> Stated problem: Collect the lines of the entries where "that" shows up.

> Material provided:
================

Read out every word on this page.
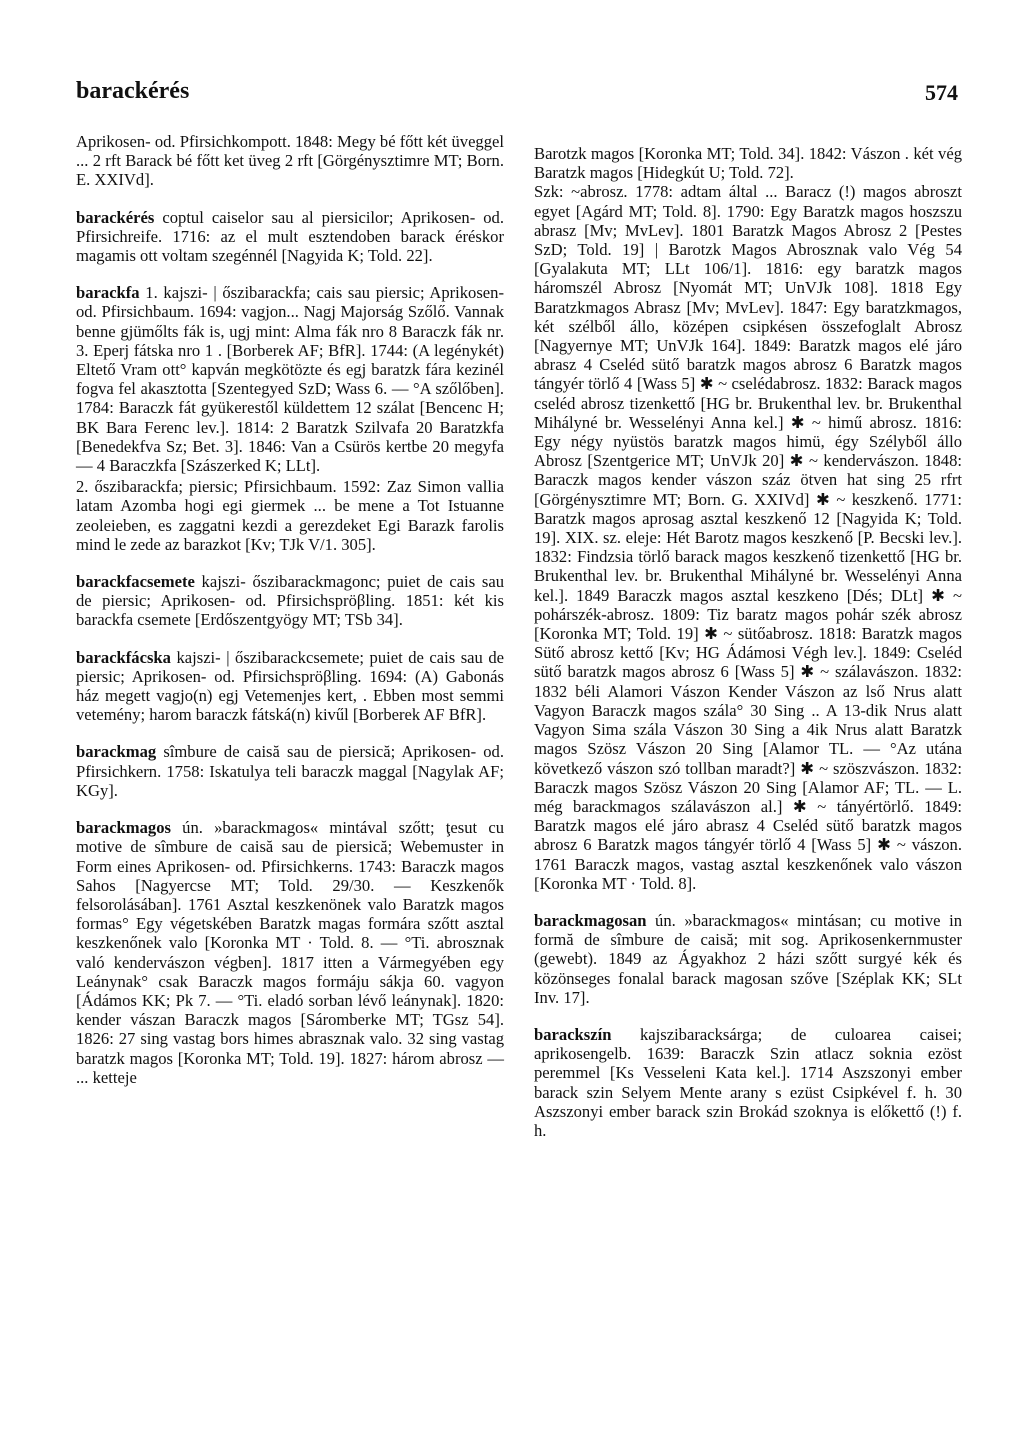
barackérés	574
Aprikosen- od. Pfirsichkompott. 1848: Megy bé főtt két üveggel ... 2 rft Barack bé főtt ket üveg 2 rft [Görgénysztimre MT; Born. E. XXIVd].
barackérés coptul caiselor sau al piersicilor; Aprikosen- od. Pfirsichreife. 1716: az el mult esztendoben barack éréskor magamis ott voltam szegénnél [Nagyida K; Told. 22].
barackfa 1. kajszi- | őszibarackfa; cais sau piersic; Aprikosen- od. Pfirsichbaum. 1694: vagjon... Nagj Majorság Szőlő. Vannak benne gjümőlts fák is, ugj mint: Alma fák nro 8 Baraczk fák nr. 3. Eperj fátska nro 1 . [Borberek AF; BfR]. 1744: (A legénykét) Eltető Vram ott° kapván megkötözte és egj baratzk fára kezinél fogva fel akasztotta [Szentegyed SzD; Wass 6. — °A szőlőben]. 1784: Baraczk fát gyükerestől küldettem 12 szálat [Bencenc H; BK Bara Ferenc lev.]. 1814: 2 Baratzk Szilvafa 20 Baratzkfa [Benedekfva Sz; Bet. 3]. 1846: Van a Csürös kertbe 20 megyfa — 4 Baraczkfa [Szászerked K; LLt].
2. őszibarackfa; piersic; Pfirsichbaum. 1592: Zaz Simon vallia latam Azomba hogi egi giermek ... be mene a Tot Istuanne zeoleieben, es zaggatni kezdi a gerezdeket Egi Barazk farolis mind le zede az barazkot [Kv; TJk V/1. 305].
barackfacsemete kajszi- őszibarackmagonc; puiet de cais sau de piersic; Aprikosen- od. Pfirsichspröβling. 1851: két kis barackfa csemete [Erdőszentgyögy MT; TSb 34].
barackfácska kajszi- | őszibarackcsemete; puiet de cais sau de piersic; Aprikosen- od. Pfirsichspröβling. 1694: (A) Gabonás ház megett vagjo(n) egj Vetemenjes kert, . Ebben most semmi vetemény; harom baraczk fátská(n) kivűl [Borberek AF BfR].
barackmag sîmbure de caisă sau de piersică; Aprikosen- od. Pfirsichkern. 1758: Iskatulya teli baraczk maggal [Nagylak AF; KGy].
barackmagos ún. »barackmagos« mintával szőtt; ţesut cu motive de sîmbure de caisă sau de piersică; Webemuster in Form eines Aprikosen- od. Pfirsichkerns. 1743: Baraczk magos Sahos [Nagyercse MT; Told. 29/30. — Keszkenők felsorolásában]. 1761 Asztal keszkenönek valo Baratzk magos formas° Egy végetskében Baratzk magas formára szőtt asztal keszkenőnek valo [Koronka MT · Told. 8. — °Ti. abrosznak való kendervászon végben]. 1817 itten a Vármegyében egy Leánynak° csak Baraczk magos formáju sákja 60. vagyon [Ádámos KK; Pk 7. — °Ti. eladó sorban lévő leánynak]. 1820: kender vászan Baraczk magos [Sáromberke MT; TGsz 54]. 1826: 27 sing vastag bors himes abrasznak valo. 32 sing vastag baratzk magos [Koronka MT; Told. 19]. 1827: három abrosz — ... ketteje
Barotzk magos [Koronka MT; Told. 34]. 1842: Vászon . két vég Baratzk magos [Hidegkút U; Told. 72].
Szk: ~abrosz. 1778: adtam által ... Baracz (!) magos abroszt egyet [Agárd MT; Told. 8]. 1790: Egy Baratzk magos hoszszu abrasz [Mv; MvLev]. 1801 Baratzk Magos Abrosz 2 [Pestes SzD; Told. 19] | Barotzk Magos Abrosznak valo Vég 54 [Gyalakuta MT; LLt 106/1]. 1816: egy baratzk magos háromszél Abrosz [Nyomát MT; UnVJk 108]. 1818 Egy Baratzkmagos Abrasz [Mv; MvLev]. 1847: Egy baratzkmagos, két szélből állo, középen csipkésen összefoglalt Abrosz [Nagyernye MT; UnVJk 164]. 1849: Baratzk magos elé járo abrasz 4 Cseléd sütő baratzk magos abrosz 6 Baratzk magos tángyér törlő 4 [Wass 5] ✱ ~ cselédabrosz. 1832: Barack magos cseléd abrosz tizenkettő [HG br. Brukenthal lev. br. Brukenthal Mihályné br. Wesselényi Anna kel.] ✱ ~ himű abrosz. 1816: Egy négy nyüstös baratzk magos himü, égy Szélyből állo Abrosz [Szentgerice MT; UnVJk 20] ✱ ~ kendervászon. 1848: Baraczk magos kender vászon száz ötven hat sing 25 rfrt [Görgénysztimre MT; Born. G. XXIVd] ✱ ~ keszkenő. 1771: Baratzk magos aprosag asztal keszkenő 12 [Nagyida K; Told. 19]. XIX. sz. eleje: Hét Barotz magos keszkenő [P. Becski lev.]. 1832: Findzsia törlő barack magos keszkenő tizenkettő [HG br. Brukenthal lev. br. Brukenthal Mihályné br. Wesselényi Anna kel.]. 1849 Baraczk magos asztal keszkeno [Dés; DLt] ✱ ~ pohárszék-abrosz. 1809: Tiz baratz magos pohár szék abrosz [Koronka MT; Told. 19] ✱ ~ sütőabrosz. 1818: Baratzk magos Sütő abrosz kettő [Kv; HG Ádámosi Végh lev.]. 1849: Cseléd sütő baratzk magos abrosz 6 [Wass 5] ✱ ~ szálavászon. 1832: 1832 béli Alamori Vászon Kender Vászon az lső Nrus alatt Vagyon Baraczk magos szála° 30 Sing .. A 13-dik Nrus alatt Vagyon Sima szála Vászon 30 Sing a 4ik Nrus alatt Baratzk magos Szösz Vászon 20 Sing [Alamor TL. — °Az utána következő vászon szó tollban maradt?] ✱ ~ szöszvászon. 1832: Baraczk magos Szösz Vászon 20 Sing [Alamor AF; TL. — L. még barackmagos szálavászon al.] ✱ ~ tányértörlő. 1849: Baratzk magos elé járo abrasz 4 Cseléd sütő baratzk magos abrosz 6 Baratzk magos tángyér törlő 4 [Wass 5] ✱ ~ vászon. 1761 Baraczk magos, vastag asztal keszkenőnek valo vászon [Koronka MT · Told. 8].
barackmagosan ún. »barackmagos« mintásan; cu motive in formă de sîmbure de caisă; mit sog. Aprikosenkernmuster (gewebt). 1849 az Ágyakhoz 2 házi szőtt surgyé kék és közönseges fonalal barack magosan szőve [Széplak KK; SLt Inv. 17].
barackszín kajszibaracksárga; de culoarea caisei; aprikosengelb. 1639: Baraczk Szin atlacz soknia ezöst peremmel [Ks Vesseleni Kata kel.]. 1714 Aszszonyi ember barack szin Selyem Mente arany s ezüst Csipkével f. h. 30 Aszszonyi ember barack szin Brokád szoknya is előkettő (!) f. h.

================

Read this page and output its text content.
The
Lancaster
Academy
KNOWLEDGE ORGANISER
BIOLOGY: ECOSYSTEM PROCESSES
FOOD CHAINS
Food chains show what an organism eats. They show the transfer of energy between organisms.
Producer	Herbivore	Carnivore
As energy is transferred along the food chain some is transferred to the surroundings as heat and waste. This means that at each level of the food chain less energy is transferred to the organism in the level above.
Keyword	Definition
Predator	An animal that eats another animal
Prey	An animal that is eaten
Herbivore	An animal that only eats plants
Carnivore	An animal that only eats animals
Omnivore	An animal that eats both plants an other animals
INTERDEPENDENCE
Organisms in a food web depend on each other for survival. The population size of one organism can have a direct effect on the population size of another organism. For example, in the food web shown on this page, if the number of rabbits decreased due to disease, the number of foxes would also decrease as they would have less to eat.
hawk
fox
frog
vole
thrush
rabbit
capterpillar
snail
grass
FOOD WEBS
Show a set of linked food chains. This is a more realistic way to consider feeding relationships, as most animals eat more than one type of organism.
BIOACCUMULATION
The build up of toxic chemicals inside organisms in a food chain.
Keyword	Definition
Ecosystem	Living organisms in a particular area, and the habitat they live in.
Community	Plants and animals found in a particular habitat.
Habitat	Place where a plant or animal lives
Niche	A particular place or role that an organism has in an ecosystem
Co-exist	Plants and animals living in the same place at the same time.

================

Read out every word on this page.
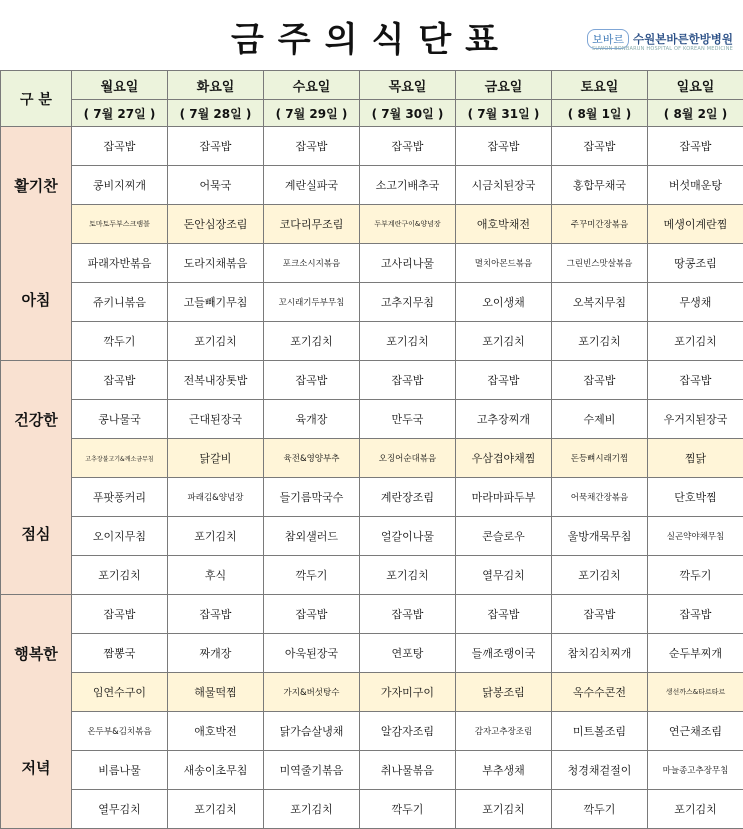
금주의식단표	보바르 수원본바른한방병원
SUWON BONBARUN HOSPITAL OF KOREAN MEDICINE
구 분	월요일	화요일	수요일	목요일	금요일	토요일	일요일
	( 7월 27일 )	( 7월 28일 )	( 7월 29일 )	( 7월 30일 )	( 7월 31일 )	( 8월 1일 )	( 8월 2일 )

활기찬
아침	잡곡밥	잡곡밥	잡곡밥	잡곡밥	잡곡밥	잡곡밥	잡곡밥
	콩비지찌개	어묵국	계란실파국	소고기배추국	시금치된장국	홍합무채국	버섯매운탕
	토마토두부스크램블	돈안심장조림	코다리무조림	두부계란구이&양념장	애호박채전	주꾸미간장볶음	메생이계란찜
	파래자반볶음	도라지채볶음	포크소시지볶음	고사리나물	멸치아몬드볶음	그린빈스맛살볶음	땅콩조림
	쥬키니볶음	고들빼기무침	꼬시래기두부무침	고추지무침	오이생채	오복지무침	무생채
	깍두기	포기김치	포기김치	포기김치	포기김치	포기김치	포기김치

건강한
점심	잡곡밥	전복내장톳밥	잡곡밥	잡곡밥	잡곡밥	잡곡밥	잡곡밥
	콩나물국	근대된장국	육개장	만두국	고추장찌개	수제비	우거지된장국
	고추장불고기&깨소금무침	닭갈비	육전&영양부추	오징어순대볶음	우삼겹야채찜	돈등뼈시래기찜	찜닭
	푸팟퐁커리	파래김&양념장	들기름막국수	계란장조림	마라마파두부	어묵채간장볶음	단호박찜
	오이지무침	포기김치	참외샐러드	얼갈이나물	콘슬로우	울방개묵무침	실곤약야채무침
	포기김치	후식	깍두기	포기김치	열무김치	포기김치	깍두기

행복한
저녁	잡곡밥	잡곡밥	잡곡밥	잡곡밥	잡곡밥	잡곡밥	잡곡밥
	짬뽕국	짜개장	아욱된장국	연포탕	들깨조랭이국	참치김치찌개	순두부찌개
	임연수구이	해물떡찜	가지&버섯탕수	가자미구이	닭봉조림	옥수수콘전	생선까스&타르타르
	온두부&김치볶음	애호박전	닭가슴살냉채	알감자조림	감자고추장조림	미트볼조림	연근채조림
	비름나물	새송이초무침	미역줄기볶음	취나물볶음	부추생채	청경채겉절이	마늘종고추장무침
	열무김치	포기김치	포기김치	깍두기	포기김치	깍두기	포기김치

================

> Expected answer:
As energy is transferred along the food chain some is transferred to the surroundings as heat and waste. This means that at each level of the food chain less energy is transferred to the organism in the level above.
Predator	An animal that eats another animal
Prey	An animal that is eaten
Herbivore	An animal that only eats plants
Carnivore	An animal that only eats animals
Omnivore	An animal that eats both plants an other animals
Niche	A particular place or role that an organism has in an ecosystem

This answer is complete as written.